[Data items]
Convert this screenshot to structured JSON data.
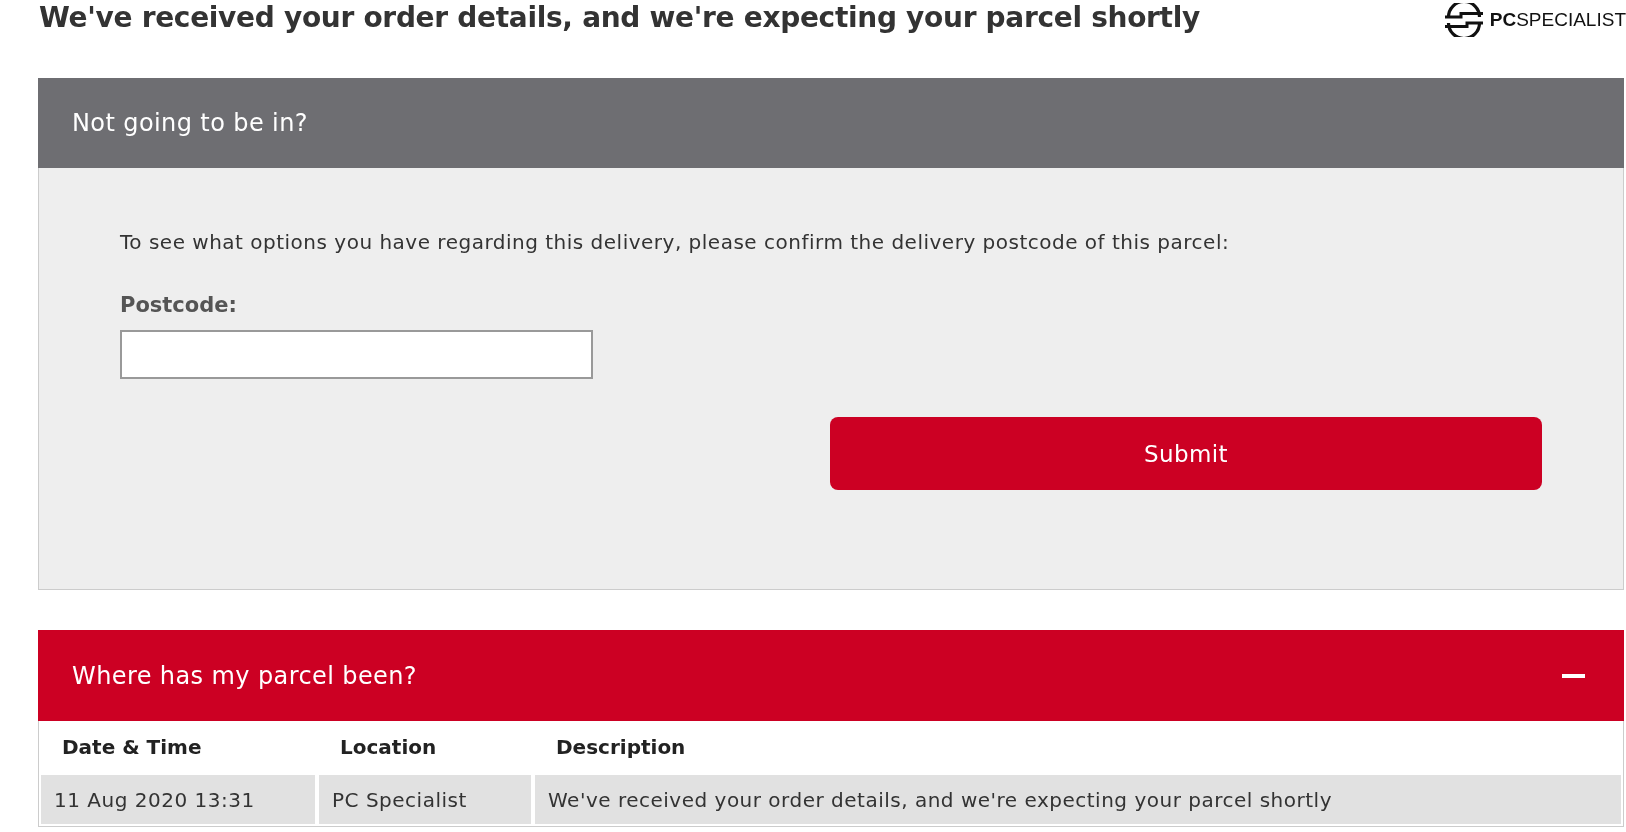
{
  "header": {
    "title": "We've received your order details, and we're expecting your parcel shortly",
    "logo_text": "**PC**SPECIALIST"
  },
  "reschedule_panel": {
    "title": "Not going to be in?",
    "instructions": "To see what options you have regarding this delivery, please confirm the delivery postcode of this parcel:",
    "postcode_field": {
      "label": "Postcode:"
    },
    "submit_button": "Submit"
  },
  "history_panel": {
    "title": "Where has my parcel been?",
    "expanded": true,
    "table": {
      "columns": [
        "Date & Time",
        "Location",
        "Description"
      ],
      "rows": [
        [
          "11 Aug 2020 13:31",
          "PC Specialist",
          "We've received your order details, and we're expecting your parcel shortly"
        ]
      ]
    }
  }
}
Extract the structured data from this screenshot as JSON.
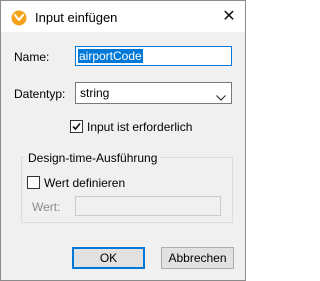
{
  "window": {
    "title": "Input einfügen",
    "close_glyph": "✕",
    "icon": "mapforce-app-icon"
  },
  "form": {
    "name_label": "Name:",
    "name_value": "airportCode",
    "datatype_label": "Datentyp:",
    "datatype_value": "string",
    "required_label": "Input ist erforderlich",
    "required_checked": true
  },
  "design_time": {
    "group_title": "Design-time-Ausführung",
    "define_value_label": "Wert definieren",
    "define_value_checked": false,
    "value_label": "Wert:",
    "value": ""
  },
  "buttons": {
    "ok_label": "OK",
    "cancel_label": "Abbrechen"
  },
  "colors": {
    "accent": "#0078d7",
    "icon_orange": "#f4a21c"
  }
}
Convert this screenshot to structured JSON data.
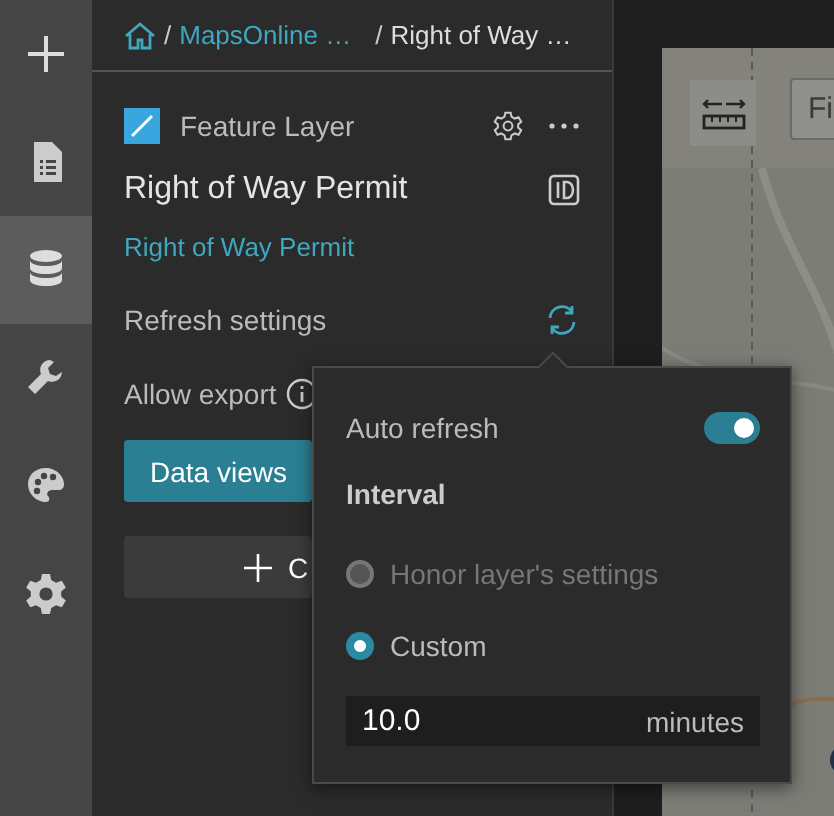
{
  "sidebar": {
    "items": [
      {
        "kind": "add",
        "selected": false
      },
      {
        "kind": "document",
        "selected": false
      },
      {
        "kind": "database",
        "selected": true
      },
      {
        "kind": "wrench",
        "selected": false
      },
      {
        "kind": "palette",
        "selected": false
      },
      {
        "kind": "gear",
        "selected": false
      }
    ]
  },
  "breadcrumb": [
    {
      "separator": "/",
      "label": "MapsOnline …"
    },
    {
      "separator": "/",
      "label": "Right of Way …"
    }
  ],
  "layer": {
    "type": "Feature Layer",
    "title": "Right of Way Permit",
    "link": "Right of Way Permit"
  },
  "settings": {
    "refresh": "Refresh settings",
    "export": "Allow export"
  },
  "buttons": {
    "data_views": "Data views",
    "create": "C"
  },
  "popover": {
    "auto_refresh": {
      "label": "Auto refresh",
      "on": true
    },
    "interval": "Interval",
    "options": [
      {
        "label": "Honor layer's settings",
        "selected": false,
        "disabled": true
      },
      {
        "label": "Custom",
        "selected": true,
        "disabled": false
      }
    ],
    "value": "10.0",
    "unit": "minutes"
  },
  "map": {
    "kind": "picture",
    "button": "Fi"
  }
}
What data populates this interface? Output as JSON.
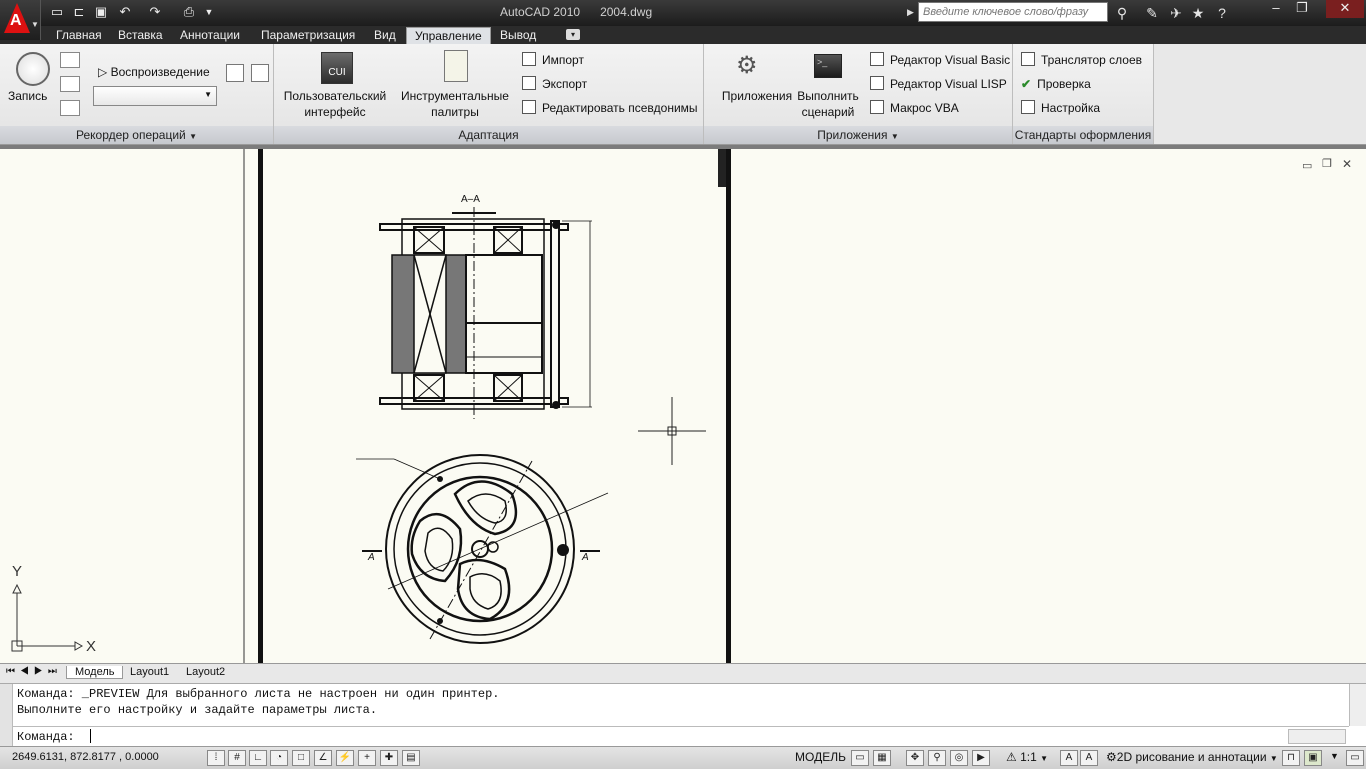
{
  "title_bar": {
    "app_name": "AutoCAD 2010",
    "file_name": "2004.dwg",
    "search_placeholder": "Введите ключевое слово/фразу"
  },
  "tabs": [
    {
      "label": "Главная"
    },
    {
      "label": "Вставка"
    },
    {
      "label": "Аннотации"
    },
    {
      "label": "Параметризация"
    },
    {
      "label": "Вид"
    },
    {
      "label": "Управление",
      "active": true
    },
    {
      "label": "Вывод"
    }
  ],
  "ribbon": {
    "recorder": {
      "title": "Рекордер операций",
      "record_label": "Запись",
      "play_label": "Воспроизведение"
    },
    "customize": {
      "title": "Адаптация",
      "ui_label_1": "Пользовательский",
      "ui_label_2": "интерфейс",
      "cui_icon_text": "CUI",
      "palettes_label_1": "Инструментальные",
      "palettes_label_2": "палитры",
      "import_label": "Импорт",
      "export_label": "Экспорт",
      "aliases_label": "Редактировать псевдонимы"
    },
    "apps": {
      "title": "Приложения",
      "apps_label": "Приложения",
      "run_label_1": "Выполнить",
      "run_label_2": "сценарий",
      "vba_editor": "Редактор Visual Basic",
      "lisp_editor": "Редактор Visual LISP",
      "vba_macro": "Макрос VBA"
    },
    "standards": {
      "title": "Стандарты оформления",
      "layer_translator": "Транслятор  слоев",
      "check": "Проверка",
      "configure": "Настройка"
    }
  },
  "drawing": {
    "section_label": "А–А",
    "section_mark_left": "А",
    "section_mark_right": "А",
    "ucs_x": "X",
    "ucs_y": "Y"
  },
  "layout_tabs": [
    {
      "label": "Модель",
      "active": true
    },
    {
      "label": "Layout1"
    },
    {
      "label": "Layout2"
    }
  ],
  "command": {
    "line1": "Команда: _PREVIEW Для выбранного листа не настроен ни один принтер.",
    "line2": "Выполните его настройку и задайте параметры листа.",
    "prompt": "Команда:"
  },
  "status": {
    "coords": "2649.6131, 872.8177 , 0.0000",
    "model_label": "МОДЕЛЬ",
    "scale": "1:1",
    "workspace": "2D рисование и аннотации"
  },
  "colors": {
    "accent_tab": "#dfe2e6",
    "dark_bar": "#2b2b2b",
    "canvas": "#fbfbf3"
  }
}
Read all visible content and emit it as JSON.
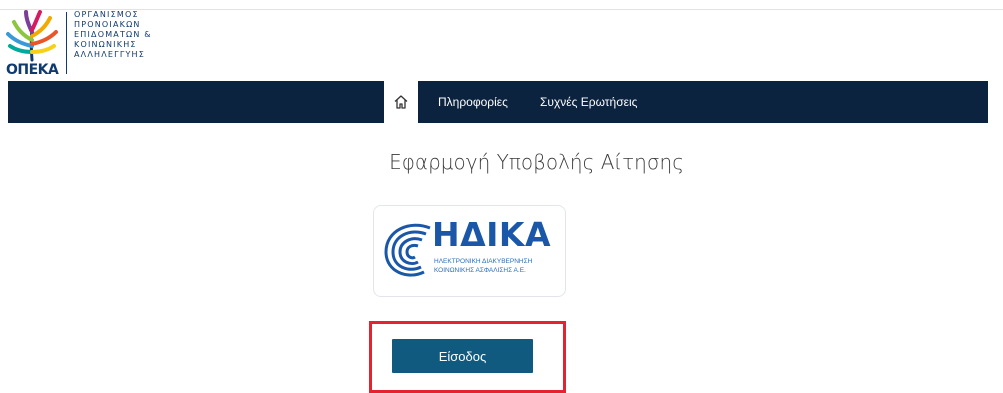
{
  "logo": {
    "abbr": "ΟΠΕΚΑ",
    "lines": [
      "ΟΡΓΑΝΙΣΜΟΣ",
      "ΠΡΟΝΟΙΑΚΩΝ",
      "ΕΠΙΔΟΜΑΤΩΝ &",
      "ΚΟΙΝΩΝΙΚΗΣ",
      "ΑΛΛΗΛΕΓΓΥΗΣ"
    ]
  },
  "nav": {
    "home_icon": "home-icon",
    "info_label": "Πληροφορίες",
    "faq_label": "Συχνές Ερωτήσεις"
  },
  "main": {
    "title": "Εφαρμογή Υποβολής Αίτησης",
    "provider": {
      "name": "ΗΔΙΚΑ",
      "subtitle_1": "ΗΛΕΚΤΡΟΝΙΚΗ ΔΙΑΚΥΒΕΡΝΗΣΗ",
      "subtitle_2": "ΚΟΙΝΩΝΙΚΗΣ ΑΣΦΑΛΙΣΗΣ Α.Ε."
    },
    "login_label": "Είσοδος"
  },
  "colors": {
    "navbar": "#0c2340",
    "brand_blue": "#1a57a8",
    "button": "#0f5a7e",
    "highlight": "#e3232f"
  }
}
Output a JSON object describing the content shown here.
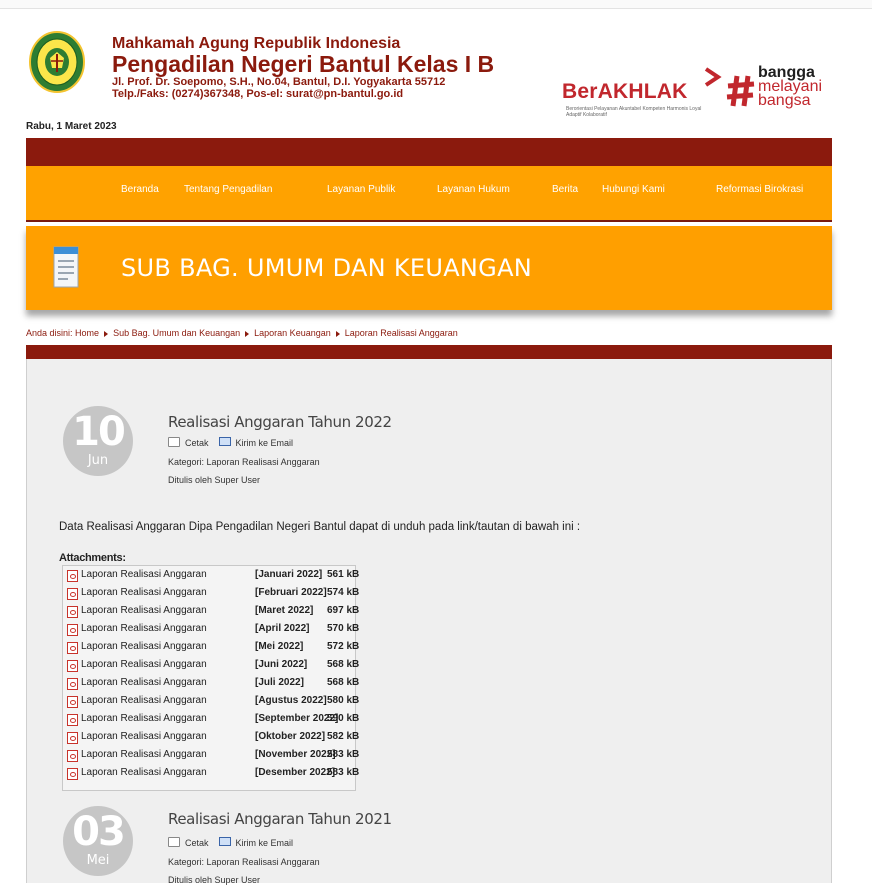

## [What you need to do]
Where a line above holds the string "Output", show that line.

## [Final result]
What data populates this interface? Output as JSON.
Output a JSON object describing the content shown here.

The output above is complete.